| Description of the task |
Search the data below for "name"; list each line that holds it.

[Rows from a dataset]
####################

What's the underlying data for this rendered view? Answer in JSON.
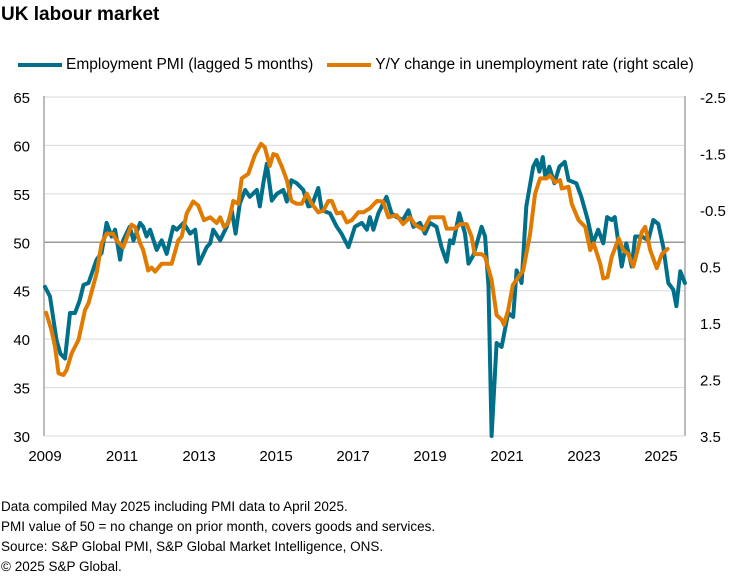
{
  "title": "UK labour market",
  "footer": [
    "Data compiled May 2025 including PMI data to April 2025.",
    "PMI value of 50 = no change on prior month, covers goods and services.",
    "Source: S&P Global PMI, S&P Global Market Intelligence, ONS.",
    "© 2025 S&P Global."
  ],
  "chart_data": {
    "type": "line",
    "title": "UK labour market",
    "legend_placement": "top",
    "x_ticks": [
      "2009",
      "2011",
      "2013",
      "2015",
      "2017",
      "2019",
      "2021",
      "2023",
      "2025"
    ],
    "xlim": [
      2009,
      2025.7
    ],
    "y_left": {
      "ticks": [
        "65",
        "60",
        "55",
        "50",
        "45",
        "40",
        "35",
        "30"
      ],
      "ylim": [
        30,
        65
      ],
      "reference_line": 50
    },
    "y_right": {
      "ticks": [
        "-2.5",
        "-1.5",
        "-0.5",
        "0.5",
        "1.5",
        "2.5",
        "3.5"
      ],
      "ylim": [
        -2.5,
        3.5
      ],
      "inverted": true
    },
    "grid": true,
    "series": [
      {
        "name": "Employment PMI (lagged 5 months)",
        "axis": "left",
        "color": "#006f8a",
        "x": [
          2009.0,
          2009.13,
          2009.3,
          2009.4,
          2009.52,
          2009.65,
          2009.78,
          2009.9,
          2010.0,
          2010.13,
          2010.34,
          2010.47,
          2010.6,
          2010.73,
          2010.82,
          2010.95,
          2011.03,
          2011.2,
          2011.3,
          2011.47,
          2011.55,
          2011.64,
          2011.73,
          2011.9,
          2012.03,
          2012.16,
          2012.33,
          2012.42,
          2012.6,
          2012.77,
          2012.9,
          2013.0,
          2013.2,
          2013.29,
          2013.37,
          2013.55,
          2013.72,
          2013.85,
          2013.95,
          2014.06,
          2014.2,
          2014.32,
          2014.5,
          2014.58,
          2014.67,
          2014.76,
          2014.89,
          2015.02,
          2015.19,
          2015.28,
          2015.4,
          2015.54,
          2015.71,
          2015.84,
          2015.93,
          2016.1,
          2016.19,
          2016.4,
          2016.58,
          2016.7,
          2016.88,
          2017.05,
          2017.23,
          2017.36,
          2017.44,
          2017.53,
          2017.66,
          2017.87,
          2018.0,
          2018.13,
          2018.3,
          2018.44,
          2018.57,
          2018.74,
          2018.87,
          2019.0,
          2019.17,
          2019.3,
          2019.43,
          2019.52,
          2019.6,
          2019.76,
          2019.91,
          2020.0,
          2020.13,
          2020.34,
          2020.43,
          2020.52,
          2020.6,
          2020.73,
          2020.86,
          2021.03,
          2021.16,
          2021.25,
          2021.38,
          2021.5,
          2021.68,
          2021.77,
          2021.84,
          2021.93,
          2022.0,
          2022.1,
          2022.23,
          2022.36,
          2022.5,
          2022.6,
          2022.8,
          2022.93,
          2023.1,
          2023.23,
          2023.37,
          2023.5,
          2023.6,
          2023.72,
          2023.8,
          2023.98,
          2024.1,
          2024.24,
          2024.33,
          2024.5,
          2024.67,
          2024.8,
          2024.93,
          2025.06,
          2025.19,
          2025.32,
          2025.4,
          2025.5,
          2025.62
        ],
        "y": [
          45.4,
          44.4,
          39.9,
          38.5,
          38.0,
          42.7,
          42.7,
          44.0,
          45.6,
          45.8,
          48.2,
          48.9,
          52.0,
          50.6,
          51.3,
          48.2,
          50.2,
          51.6,
          50.2,
          52.0,
          51.6,
          50.6,
          51.3,
          49.2,
          50.2,
          48.8,
          51.6,
          51.3,
          52.0,
          50.9,
          51.3,
          47.8,
          49.5,
          49.9,
          51.3,
          50.2,
          51.6,
          53.3,
          50.9,
          54.0,
          55.4,
          54.7,
          55.4,
          53.7,
          56.1,
          58.1,
          54.3,
          55.0,
          55.4,
          54.2,
          56.4,
          56.1,
          55.4,
          53.7,
          53.8,
          55.6,
          53.3,
          53.0,
          51.6,
          50.9,
          49.5,
          51.6,
          52.0,
          51.3,
          52.6,
          51.3,
          53.0,
          54.7,
          53.0,
          52.6,
          52.3,
          53.3,
          51.6,
          52.0,
          50.9,
          52.0,
          51.6,
          49.5,
          48.0,
          50.2,
          49.9,
          53.0,
          50.9,
          47.8,
          48.7,
          51.6,
          50.6,
          45.4,
          30.0,
          39.6,
          39.2,
          42.7,
          42.3,
          47.1,
          45.8,
          53.7,
          57.8,
          58.5,
          57.3,
          58.8,
          56.6,
          57.8,
          56.1,
          57.8,
          58.3,
          56.4,
          56.1,
          54.7,
          52.3,
          49.9,
          51.3,
          49.9,
          52.6,
          52.3,
          52.6,
          47.5,
          49.9,
          47.5,
          50.6,
          50.6,
          50.2,
          52.3,
          51.9,
          49.5,
          45.8,
          45.1,
          43.4,
          47.0,
          45.8
        ]
      },
      {
        "name": "Y/Y change in unemployment rate (right scale)",
        "axis": "right",
        "color": "#e07b00",
        "x": [
          2009.03,
          2009.17,
          2009.26,
          2009.35,
          2009.48,
          2009.56,
          2009.69,
          2009.87,
          2010.04,
          2010.13,
          2010.34,
          2010.47,
          2010.6,
          2010.77,
          2010.86,
          2011.03,
          2011.25,
          2011.34,
          2011.47,
          2011.55,
          2011.68,
          2011.77,
          2011.86,
          2012.03,
          2012.16,
          2012.29,
          2012.46,
          2012.55,
          2012.68,
          2012.85,
          2012.98,
          2013.13,
          2013.29,
          2013.46,
          2013.55,
          2013.65,
          2013.76,
          2013.89,
          2014.02,
          2014.11,
          2014.28,
          2014.45,
          2014.61,
          2014.71,
          2014.84,
          2014.93,
          2015.02,
          2015.15,
          2015.28,
          2015.4,
          2015.54,
          2015.67,
          2015.8,
          2015.93,
          2016.1,
          2016.23,
          2016.36,
          2016.45,
          2016.58,
          2016.71,
          2016.84,
          2016.97,
          2017.14,
          2017.27,
          2017.44,
          2017.62,
          2017.78,
          2017.92,
          2018.13,
          2018.3,
          2018.48,
          2018.61,
          2018.83,
          2019.0,
          2019.35,
          2019.43,
          2019.65,
          2019.78,
          2019.95,
          2020.08,
          2020.16,
          2020.34,
          2020.43,
          2020.6,
          2020.73,
          2020.86,
          2020.92,
          2021.03,
          2021.15,
          2021.29,
          2021.42,
          2021.6,
          2021.73,
          2021.86,
          2022.03,
          2022.12,
          2022.25,
          2022.38,
          2022.42,
          2022.6,
          2022.68,
          2022.86,
          2023.03,
          2023.16,
          2023.25,
          2023.42,
          2023.5,
          2023.61,
          2023.72,
          2023.9,
          2024.02,
          2024.15,
          2024.28,
          2024.41,
          2024.5,
          2024.59,
          2024.72,
          2024.89,
          2025.02,
          2025.17
        ],
        "y": [
          1.32,
          1.63,
          1.92,
          2.39,
          2.42,
          2.33,
          2.04,
          1.8,
          1.27,
          1.15,
          0.62,
          0.09,
          -0.08,
          -0.08,
          0.04,
          0.16,
          -0.24,
          -0.2,
          0.09,
          0.21,
          0.57,
          0.52,
          0.59,
          0.45,
          0.45,
          0.45,
          0.04,
          -0.03,
          -0.44,
          -0.65,
          -0.58,
          -0.32,
          -0.37,
          -0.27,
          -0.37,
          -0.2,
          -0.27,
          -0.66,
          -0.61,
          -1.06,
          -1.14,
          -1.47,
          -1.67,
          -1.61,
          -1.28,
          -1.49,
          -1.47,
          -1.27,
          -1.03,
          -0.66,
          -0.61,
          -0.61,
          -0.79,
          -0.61,
          -0.46,
          -0.49,
          -0.66,
          -0.66,
          -0.44,
          -0.46,
          -0.28,
          -0.32,
          -0.46,
          -0.46,
          -0.53,
          -0.66,
          -0.65,
          -0.37,
          -0.41,
          -0.25,
          -0.37,
          -0.24,
          -0.15,
          -0.37,
          -0.37,
          -0.17,
          -0.17,
          -0.25,
          -0.25,
          -0.03,
          0.28,
          0.28,
          0.33,
          0.74,
          1.36,
          1.44,
          1.53,
          1.27,
          0.83,
          0.69,
          0.57,
          -0.08,
          -0.79,
          -1.06,
          -1.06,
          -1.11,
          -0.99,
          -1.03,
          -0.88,
          -0.91,
          -0.61,
          -0.32,
          -0.2,
          0.21,
          0.09,
          0.45,
          0.71,
          0.69,
          0.33,
          0.0,
          0.21,
          0.28,
          0.5,
          0.16,
          -0.11,
          -0.2,
          0.21,
          0.53,
          0.28,
          0.19
        ]
      }
    ]
  }
}
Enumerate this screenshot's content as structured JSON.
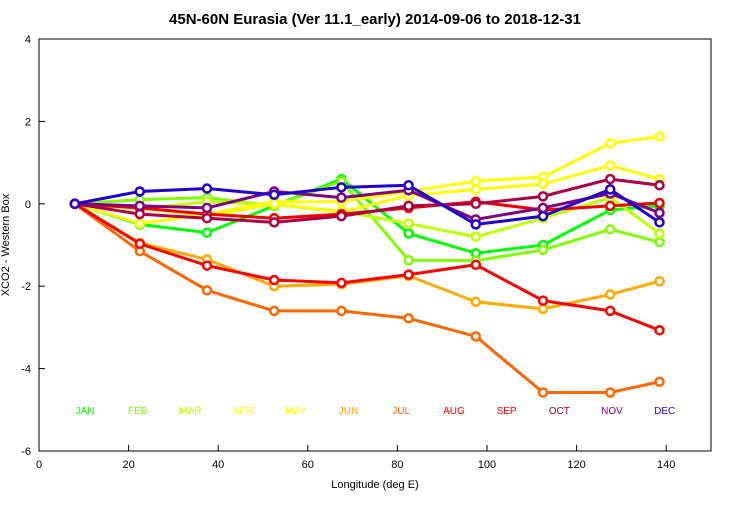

####################

| Expected answer |
        "name": "Employment PMI (lagged 5 months)",
        "name": "Y/Y change in unemployment rate (right scale)",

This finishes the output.